**Raw data**
* BEGIN *

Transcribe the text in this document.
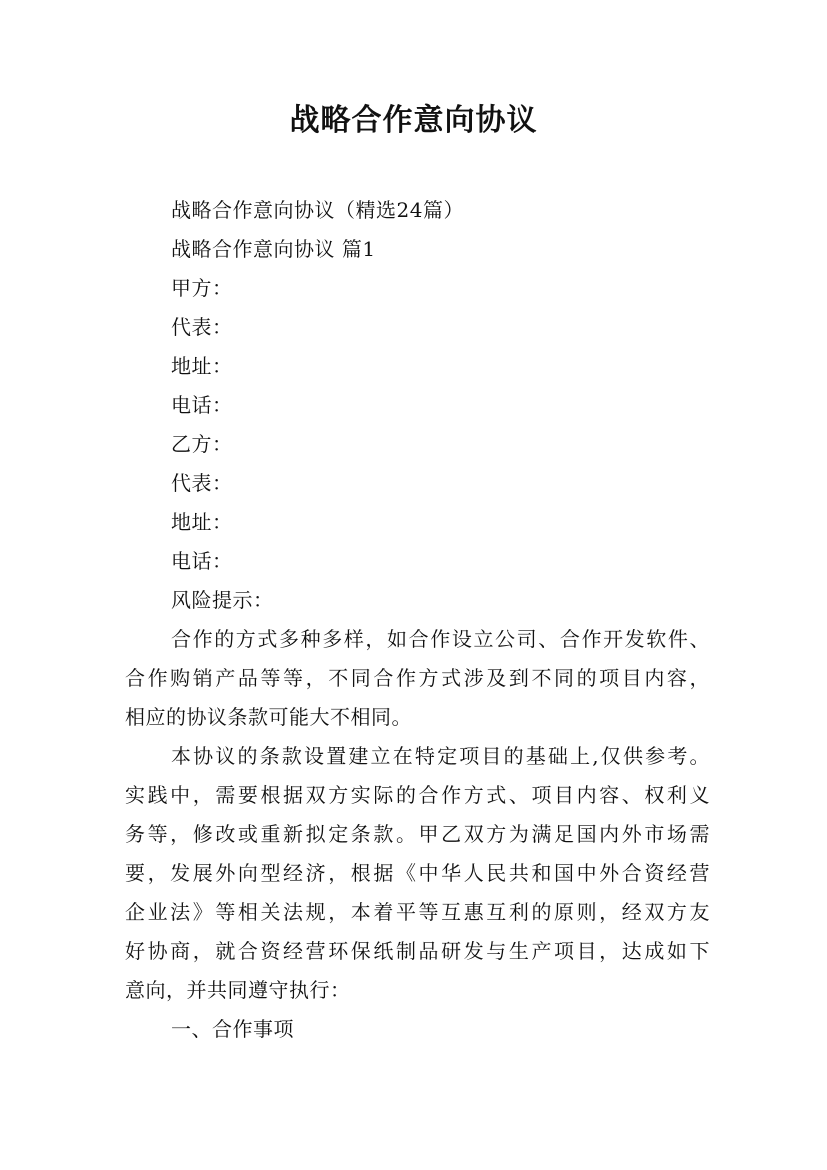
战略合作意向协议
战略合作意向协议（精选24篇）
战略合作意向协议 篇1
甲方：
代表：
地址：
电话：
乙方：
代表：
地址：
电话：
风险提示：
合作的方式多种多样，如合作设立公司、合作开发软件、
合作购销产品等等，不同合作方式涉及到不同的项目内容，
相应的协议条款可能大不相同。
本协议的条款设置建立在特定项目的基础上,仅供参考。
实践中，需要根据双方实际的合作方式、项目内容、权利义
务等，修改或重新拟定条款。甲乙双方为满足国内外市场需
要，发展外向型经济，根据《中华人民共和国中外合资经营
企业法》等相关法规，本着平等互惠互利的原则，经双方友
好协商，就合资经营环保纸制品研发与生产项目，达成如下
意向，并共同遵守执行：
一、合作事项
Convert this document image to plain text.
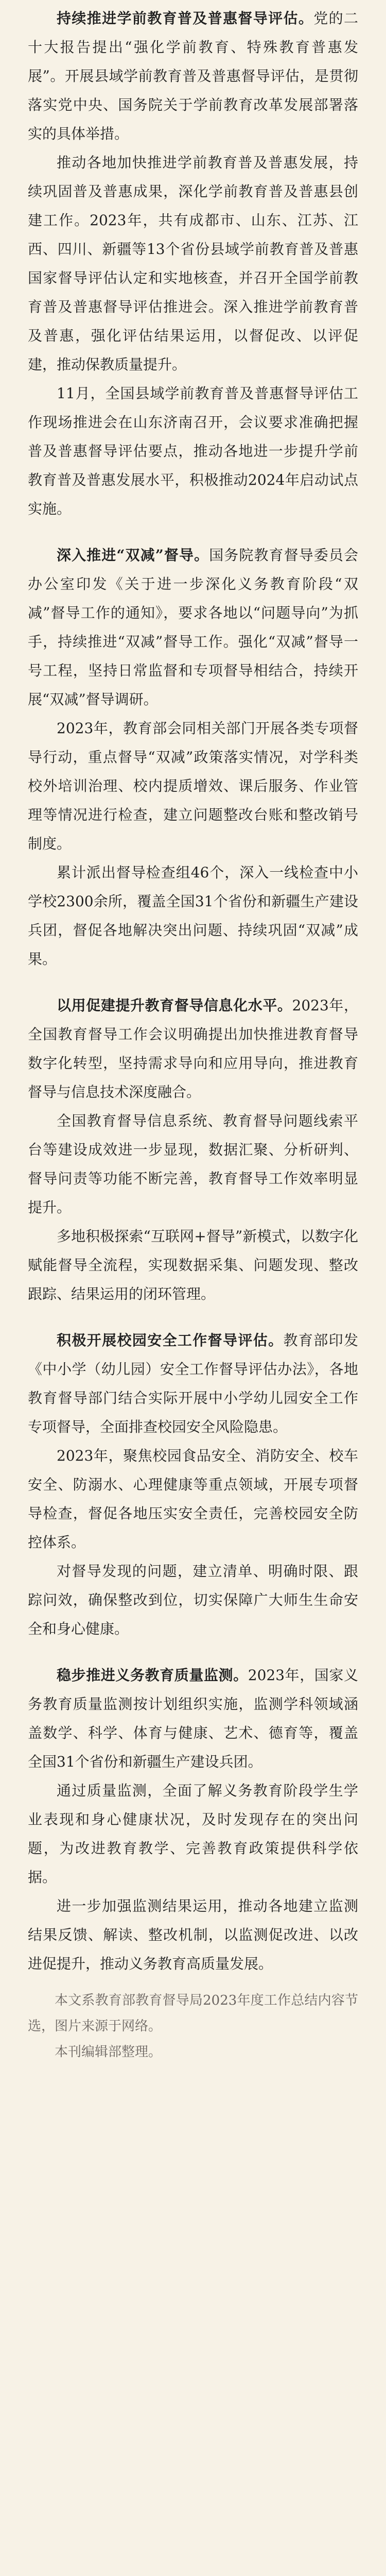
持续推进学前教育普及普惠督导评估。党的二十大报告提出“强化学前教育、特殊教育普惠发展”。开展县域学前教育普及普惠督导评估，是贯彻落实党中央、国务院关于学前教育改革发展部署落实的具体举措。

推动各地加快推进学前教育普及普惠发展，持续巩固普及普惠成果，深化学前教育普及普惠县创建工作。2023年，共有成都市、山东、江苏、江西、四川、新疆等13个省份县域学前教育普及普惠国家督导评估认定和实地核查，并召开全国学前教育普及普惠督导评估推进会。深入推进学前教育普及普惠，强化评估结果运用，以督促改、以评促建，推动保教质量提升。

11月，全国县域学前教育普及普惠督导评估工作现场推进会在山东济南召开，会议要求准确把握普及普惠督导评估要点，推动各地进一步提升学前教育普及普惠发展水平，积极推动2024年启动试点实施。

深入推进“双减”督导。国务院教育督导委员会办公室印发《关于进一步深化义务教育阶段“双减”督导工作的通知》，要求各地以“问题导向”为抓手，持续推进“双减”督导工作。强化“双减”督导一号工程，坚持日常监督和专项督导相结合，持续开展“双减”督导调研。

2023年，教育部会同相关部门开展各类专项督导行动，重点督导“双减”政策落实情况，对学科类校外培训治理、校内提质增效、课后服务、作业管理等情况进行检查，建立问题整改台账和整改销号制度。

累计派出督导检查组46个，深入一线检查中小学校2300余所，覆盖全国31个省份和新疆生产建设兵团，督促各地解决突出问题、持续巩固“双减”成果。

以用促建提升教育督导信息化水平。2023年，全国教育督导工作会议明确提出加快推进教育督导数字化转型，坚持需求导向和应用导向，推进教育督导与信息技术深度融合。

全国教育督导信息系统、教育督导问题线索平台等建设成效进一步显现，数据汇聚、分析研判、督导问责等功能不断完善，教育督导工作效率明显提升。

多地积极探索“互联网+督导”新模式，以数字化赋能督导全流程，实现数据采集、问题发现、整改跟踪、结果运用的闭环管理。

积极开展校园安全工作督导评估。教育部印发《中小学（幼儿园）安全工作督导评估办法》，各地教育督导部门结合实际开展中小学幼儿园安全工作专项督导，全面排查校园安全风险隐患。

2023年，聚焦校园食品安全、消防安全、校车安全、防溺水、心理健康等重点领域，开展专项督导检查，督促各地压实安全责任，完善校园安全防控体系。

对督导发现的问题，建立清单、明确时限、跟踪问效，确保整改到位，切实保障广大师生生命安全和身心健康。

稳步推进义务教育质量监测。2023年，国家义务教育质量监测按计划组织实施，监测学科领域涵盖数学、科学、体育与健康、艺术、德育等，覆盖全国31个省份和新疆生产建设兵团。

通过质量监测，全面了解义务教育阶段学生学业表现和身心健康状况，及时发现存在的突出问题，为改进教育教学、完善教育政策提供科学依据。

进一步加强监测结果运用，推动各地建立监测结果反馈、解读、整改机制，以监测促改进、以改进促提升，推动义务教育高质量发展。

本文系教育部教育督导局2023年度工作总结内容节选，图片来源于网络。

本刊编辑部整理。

* END *
* BEGIN *

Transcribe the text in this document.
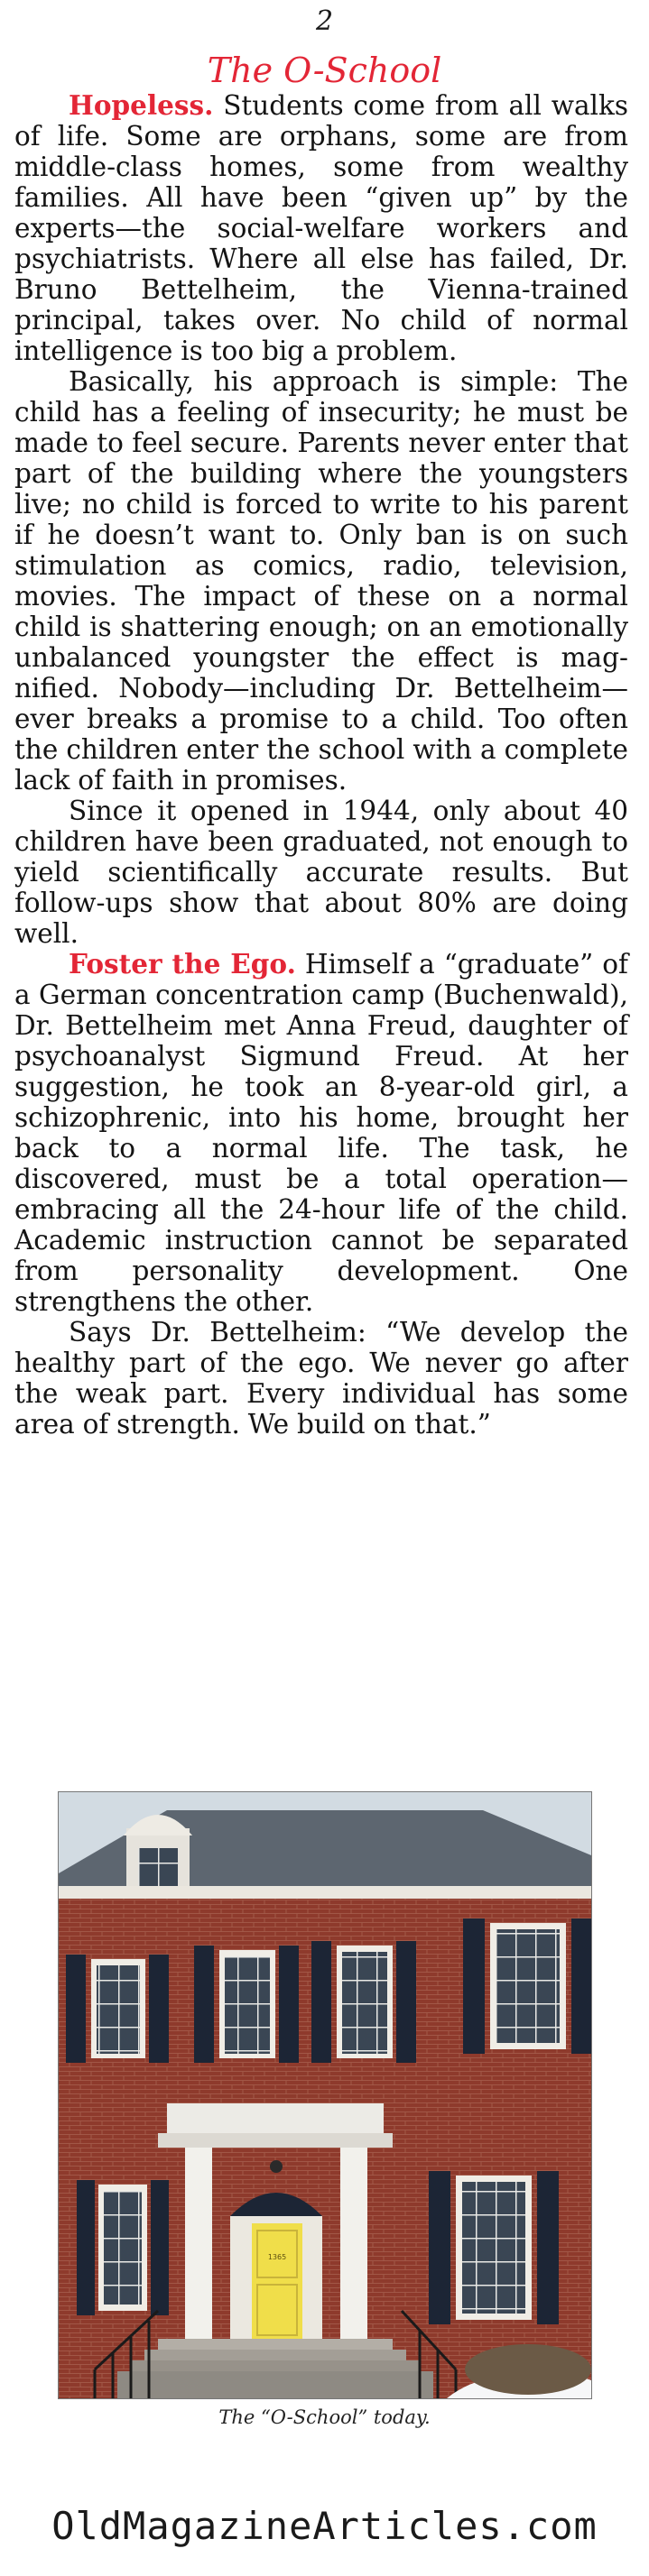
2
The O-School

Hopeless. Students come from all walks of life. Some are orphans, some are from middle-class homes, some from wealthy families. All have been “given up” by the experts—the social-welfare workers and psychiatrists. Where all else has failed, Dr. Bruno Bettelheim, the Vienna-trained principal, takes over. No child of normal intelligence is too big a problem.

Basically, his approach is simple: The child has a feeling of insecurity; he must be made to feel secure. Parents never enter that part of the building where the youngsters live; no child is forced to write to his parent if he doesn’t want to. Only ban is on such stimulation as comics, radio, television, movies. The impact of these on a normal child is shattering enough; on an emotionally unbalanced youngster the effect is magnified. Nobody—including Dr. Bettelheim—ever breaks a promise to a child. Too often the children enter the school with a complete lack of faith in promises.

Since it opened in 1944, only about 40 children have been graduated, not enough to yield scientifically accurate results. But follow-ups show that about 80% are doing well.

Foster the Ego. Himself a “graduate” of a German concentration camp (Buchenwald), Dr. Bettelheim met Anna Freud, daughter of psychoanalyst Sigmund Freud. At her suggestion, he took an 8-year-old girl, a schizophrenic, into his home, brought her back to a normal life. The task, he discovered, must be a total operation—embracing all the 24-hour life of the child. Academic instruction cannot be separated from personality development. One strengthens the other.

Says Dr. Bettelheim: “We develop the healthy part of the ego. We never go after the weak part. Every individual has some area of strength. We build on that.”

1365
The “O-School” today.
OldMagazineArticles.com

* END *

**What you are asked to do**
Copy every line above that includes the string "been".

**Reply to the exercise**
Hopeless. Students come from all walks of life. Some are orphans, some are from middle-class homes, some from wealthy families. All have been “given up” by the experts—the social-welfare workers and psychiatrists. Where all else has failed, Dr. Bruno Bettelheim, the Vienna-trained principal, takes over. No child of normal intelligence is too big a problem.
Since it opened in 1944, only about 40 children have been graduated, not enough to yield scientifically accurate results. But follow-ups show that about 80% are doing well.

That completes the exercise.